Повествуя об этом кошмарном времени, Тацит пишет: «Рабское долготерпение и потоки пролитой внутри страны крови угнетают душу и сковывают ее скорбью» (Тац. Анн. XVI, 16).



Но Тацит многозначительно отмечает:

«Да будет ведомо тем, кто имеет обыкновение восторгаться недозволенной дерзостью по отношению к властям, что и при дурных императорах могут жить выдающиеся люди и что повиновение и скромность, если они сочетаются с трудолюбием и энергией, достойны не меньшей славы, чем та слава, которую многие снискали решительностью своего поведения и своею впечатляющей, но бесполезной для государства смертью» (Тац. Агр. 42).

И во времена Нерона были в Риме люди, жившие честно и благополучно. Например, некий Луций Волузий «скончался, оставив по себе безупречную память; он прожил 93 года, владея большим, честно нажитым состоянием, и, перевидав на своем веку стольких императоров, неизменно пользовался их благосклонностью» (Тац. Анн. XIII, 30).

Умопомрачительные безобразия Нерона в конце концов истощили терпение римлян, и в 68 г. против него поднялось восстание.

«Начало этому положила Галлия во главе с Юлием Виндексом, который был тогда пропретором этой провинции. Нерону уже давно было предсказано астрологами, что рано или поздно он будет низвергнут; тогда он и сказал свои известные слова: «Прокормимся ремеслишком!» – чтобы этим оправдать свои занятия искусством кифареда.

_Исходные материалы:_
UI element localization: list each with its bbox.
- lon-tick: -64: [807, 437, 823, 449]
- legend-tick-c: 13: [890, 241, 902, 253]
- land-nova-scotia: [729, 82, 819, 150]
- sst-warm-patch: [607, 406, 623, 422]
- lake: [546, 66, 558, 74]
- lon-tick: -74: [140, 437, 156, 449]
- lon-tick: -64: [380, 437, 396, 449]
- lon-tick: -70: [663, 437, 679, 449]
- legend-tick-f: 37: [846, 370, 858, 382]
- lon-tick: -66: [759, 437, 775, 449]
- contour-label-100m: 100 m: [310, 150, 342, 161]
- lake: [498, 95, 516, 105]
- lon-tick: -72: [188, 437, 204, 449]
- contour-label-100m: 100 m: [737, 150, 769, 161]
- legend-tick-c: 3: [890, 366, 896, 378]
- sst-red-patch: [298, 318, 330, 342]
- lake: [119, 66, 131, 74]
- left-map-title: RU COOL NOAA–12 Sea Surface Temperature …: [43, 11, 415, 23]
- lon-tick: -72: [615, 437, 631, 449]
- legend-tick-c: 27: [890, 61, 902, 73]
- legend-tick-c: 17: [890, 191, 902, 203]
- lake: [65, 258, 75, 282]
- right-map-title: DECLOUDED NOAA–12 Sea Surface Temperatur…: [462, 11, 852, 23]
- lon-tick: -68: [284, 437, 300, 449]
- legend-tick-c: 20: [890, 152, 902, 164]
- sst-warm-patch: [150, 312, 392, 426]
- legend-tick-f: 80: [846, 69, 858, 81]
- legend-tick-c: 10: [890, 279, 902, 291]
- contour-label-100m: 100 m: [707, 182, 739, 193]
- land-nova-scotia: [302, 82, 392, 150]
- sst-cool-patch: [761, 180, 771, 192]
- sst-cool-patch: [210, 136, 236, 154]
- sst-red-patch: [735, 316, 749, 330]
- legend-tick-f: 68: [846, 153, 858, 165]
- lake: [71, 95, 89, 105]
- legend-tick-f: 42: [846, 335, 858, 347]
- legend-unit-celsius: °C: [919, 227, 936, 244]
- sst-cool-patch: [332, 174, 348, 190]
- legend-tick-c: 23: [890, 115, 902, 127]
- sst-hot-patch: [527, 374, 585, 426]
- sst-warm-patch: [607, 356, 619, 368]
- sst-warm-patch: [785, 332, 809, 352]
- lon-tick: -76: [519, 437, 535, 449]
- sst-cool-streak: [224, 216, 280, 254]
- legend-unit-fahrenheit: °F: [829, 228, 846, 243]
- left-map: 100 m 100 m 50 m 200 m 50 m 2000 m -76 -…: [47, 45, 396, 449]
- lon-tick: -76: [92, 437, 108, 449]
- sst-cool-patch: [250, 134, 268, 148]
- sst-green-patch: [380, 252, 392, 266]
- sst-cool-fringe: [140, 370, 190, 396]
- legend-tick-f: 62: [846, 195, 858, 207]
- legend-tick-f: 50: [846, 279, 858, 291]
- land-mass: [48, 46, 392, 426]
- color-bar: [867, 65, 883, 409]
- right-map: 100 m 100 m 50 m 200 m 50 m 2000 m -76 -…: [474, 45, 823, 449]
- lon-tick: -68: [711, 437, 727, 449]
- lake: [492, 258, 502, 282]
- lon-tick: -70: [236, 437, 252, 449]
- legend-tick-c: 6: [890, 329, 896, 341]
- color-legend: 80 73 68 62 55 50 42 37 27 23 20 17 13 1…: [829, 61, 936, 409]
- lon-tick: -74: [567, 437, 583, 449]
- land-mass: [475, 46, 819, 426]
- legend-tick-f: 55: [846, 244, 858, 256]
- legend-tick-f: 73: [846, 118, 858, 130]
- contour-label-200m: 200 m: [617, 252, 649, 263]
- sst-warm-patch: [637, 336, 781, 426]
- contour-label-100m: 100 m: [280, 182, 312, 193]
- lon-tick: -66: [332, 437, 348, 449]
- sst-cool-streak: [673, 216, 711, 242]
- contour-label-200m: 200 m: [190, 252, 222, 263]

_Задания к упражнению:_
**A.** Сколько лет прожил Луций Волузий, согласно тексту для анализа?
**B.** Объясните по тексту для анализа, с какой целью и по какому поводу Нерон произнес слова «Прокормимся ремеслишком!».
**C.** Перепишите фрагмент текста для анализа начиная со слов «И во времена» вплоть до слов «Анн. XIII, 30).» включительно, переименовав «Луций Волузий» в «Гай Волузий».
Листинг является отдельным материалом и не относится к тексту для анализа.

_Ответы к заданиям:_
**A.** Луций Волузий прожил 93 года.

**B.** Астрологи давно предсказали Нерону, что рано или поздно он будет низвергнут, и в ответ на это он сказал свои известные слова. Ими он хотел оправдать свои занятия искусством кифареда.

**C.**
И во времена Нерона были в Риме люди, жившие честно и благополучно. Например, некий Гай Волузий «скончался, оставив по себе безупречную память; он прожил 93 года, владея большим, честно нажитым состоянием, и, перевидав на своем веку стольких императоров, неизменно пользовался их благосклонностью» (Тац. Анн. XIII, 30).